■ GOAL:
Leave out the pictures and restate the rest of the data exactly.

* begin *

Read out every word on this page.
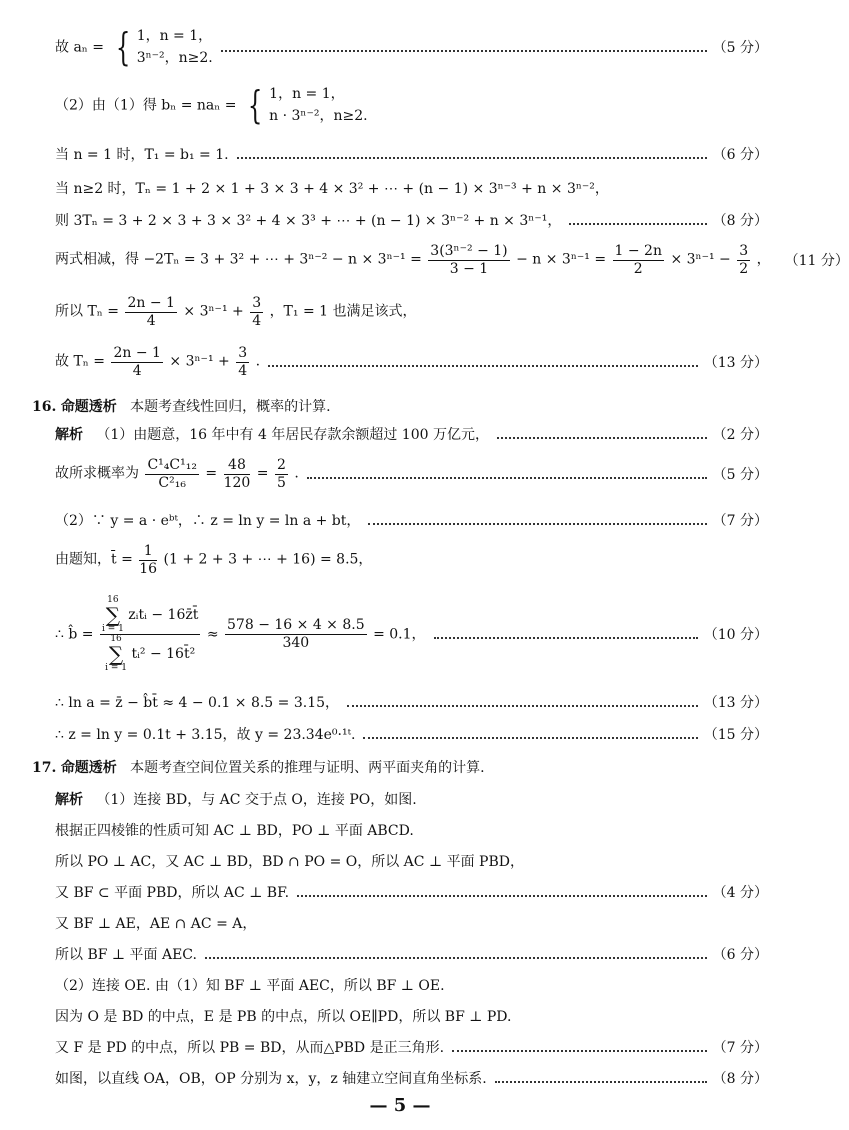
故 aₙ = { 1，n = 1，
3ⁿ⁻²，n≥2.
（5 分）
（2）由（1）得 bₙ = naₙ = { 1，n = 1，
n · 3ⁿ⁻²，n≥2.
当 n = 1 时，T₁ = b₁ = 1.	（6 分）
当 n≥2 时，Tₙ = 1 + 2 × 1 + 3 × 3 + 4 × 3² + ⋯ + (n − 1) × 3ⁿ⁻³ + n × 3ⁿ⁻²，
则 3Tₙ = 3 + 2 × 3 + 3 × 3² + 4 × 3³ + ⋯ + (n − 1) × 3ⁿ⁻² + n × 3ⁿ⁻¹，	（8 分）
两式相减，得 −2Tₙ = 3 + 3² + ⋯ + $3^{n-2} - n \times 3^{n-1} = \frac{\text{3(3ⁿ⁻² − 1)}}{3 - 1} - n \times 3^{n-1} = \frac{1 - 2n}{2} \times 3^{n-1} - \frac{3}{2}$ ， （11 分）
所以 $T_n = \frac{2n - 1}{4} \times 3^{n-1} + \frac{3}{4}$ ，T₁ = 1 也满足该式，
故 $T_n = \frac{2n - 1}{4} \times 3^{n-1} + \frac{3}{4}$ .	（13 分）
16. 命题透析 本题考查线性回归，概率的计算.
解析 （1）由题意，16 年中有 4 年居民存款余额超过 100 万亿元，	（2 分）
故所求概率为 $\frac{\text{C¹₄C¹₁₂}}{\text{C²₁₆}} = \frac{48}{120} = \frac{2}{5}$ .	（5 分）
（2）∵ y = a · eᵇᵗ，∴ z = ln y = ln a + bt，	（7 分）
由题知，t̄ = $\frac{1}{16} (1 + 2 + 3$ + ⋯ + 16) = 8.5，
∴ b̂ = 16
∑
i = 1
zᵢtᵢ − 16z̄t̄
16
∑
i = 1
tᵢ² − 16t̄² ≈ $\frac{578 - 16 \times 4 \times 8.5}{340} = 0.1$，	（10 分）
∴ ln a = z̄ − b̂t̄ ≈ 4 − 0.1 × 8.5 = 3.15，	（13 分）
∴ z = ln y = 0.1t + 3.15，故 y = 23.34e⁰·¹ᵗ.	（15 分）
17. 命题透析 本题考查空间位置关系的推理与证明、两平面夹角的计算.
解析 （1）连接 BD，与 AC 交于点 O，连接 PO，如图.
根据正四棱锥的性质可知 AC ⊥ BD，PO ⊥ 平面 ABCD.
所以 PO ⊥ AC，又 AC ⊥ BD，BD ∩ PO = O，所以 AC ⊥ 平面 PBD，
又 BF ⊂ 平面 PBD，所以 AC ⊥ BF.	（4 分）
又 BF ⊥ AE，AE ∩ AC = A，
所以 BF ⊥ 平面 AEC.	（6 分）
（2）连接 OE. 由（1）知 BF ⊥ 平面 AEC，所以 BF ⊥ OE.
因为 O 是 BD 的中点，E 是 PB 的中点，所以 OE∥PD，所以 BF ⊥ PD.
又 F 是 PD 的中点，所以 PB = BD，从而△PBD 是正三角形.	（7 分）
如图，以直线 OA，OB，OP 分别为 x，y，z 轴建立空间直角坐标系.	（8 分）
— 5 —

* end *

■ REPLY TO THE TASK:
Read out every word on this page.
故 aₙ = { 1，n = 1，
3ⁿ⁻²，n≥2.
（5 分）
（2）由（1）得 bₙ = naₙ = { 1，n = 1，
n · 3ⁿ⁻²，n≥2.
当 n = 1 时，T₁ = b₁ = 1.	（6 分）
当 n≥2 时，Tₙ = 1 + 2 × 1 + 3 × 3 + 4 × 3² + ⋯ + (n − 1) × 3ⁿ⁻³ + n × 3ⁿ⁻²，
则 3Tₙ = 3 + 2 × 3 + 3 × 3² + 4 × 3³ + ⋯ + (n − 1) × 3ⁿ⁻² + n × 3ⁿ⁻¹，	（8 分）
两式相减，得 −2Tₙ = 3 + 3² + ⋯ + $3^{n-2} - n \times 3^{n-1} = \frac{\text{3(3ⁿ⁻² − 1)}}{3 - 1} - n \times 3^{n-1} = \frac{1 - 2n}{2} \times 3^{n-1} - \frac{3}{2}$ ， （11 分）
所以 $T_n = \frac{2n - 1}{4} \times 3^{n-1} + \frac{3}{4}$ ，T₁ = 1 也满足该式，
故 $T_n = \frac{2n - 1}{4} \times 3^{n-1} + \frac{3}{4}$ .	（13 分）
16. 命题透析 本题考查线性回归，概率的计算.
解析 （1）由题意，16 年中有 4 年居民存款余额超过 100 万亿元，	（2 分）
故所求概率为 $\frac{\text{C¹₄C¹₁₂}}{\text{C²₁₆}} = \frac{48}{120} = \frac{2}{5}$ .	（5 分）
（2）∵ y = a · eᵇᵗ，∴ z = ln y = ln a + bt，	（7 分）
由题知，t̄ = $\frac{1}{16} (1 + 2 + 3$ + ⋯ + 16) = 8.5，
∴ b̂ = 16
∑
i = 1
zᵢtᵢ − 16z̄t̄
16
∑
i = 1
tᵢ² − 16t̄² ≈ $\frac{578 - 16 \times 4 \times 8.5}{340} = 0.1$，	（10 分）
∴ ln a = z̄ − b̂t̄ ≈ 4 − 0.1 × 8.5 = 3.15，	（13 分）
∴ z = ln y = 0.1t + 3.15，故 y = 23.34e⁰·¹ᵗ.	（15 分）
17. 命题透析 本题考查空间位置关系的推理与证明、两平面夹角的计算.
解析 （1）连接 BD，与 AC 交于点 O，连接 PO，如图.
根据正四棱锥的性质可知 AC ⊥ BD，PO ⊥ 平面 ABCD.
所以 PO ⊥ AC，又 AC ⊥ BD，BD ∩ PO = O，所以 AC ⊥ 平面 PBD，
又 BF ⊂ 平面 PBD，所以 AC ⊥ BF.	（4 分）
又 BF ⊥ AE，AE ∩ AC = A，
所以 BF ⊥ 平面 AEC.	（6 分）
（2）连接 OE. 由（1）知 BF ⊥ 平面 AEC，所以 BF ⊥ OE.
因为 O 是 BD 的中点，E 是 PB 的中点，所以 OE∥PD，所以 BF ⊥ PD.
又 F 是 PD 的中点，所以 PB = BD，从而△PBD 是正三角形.	（7 分）
如图，以直线 OA，OB，OP 分别为 x，y，z 轴建立空间直角坐标系.	（8 分）
— 5 —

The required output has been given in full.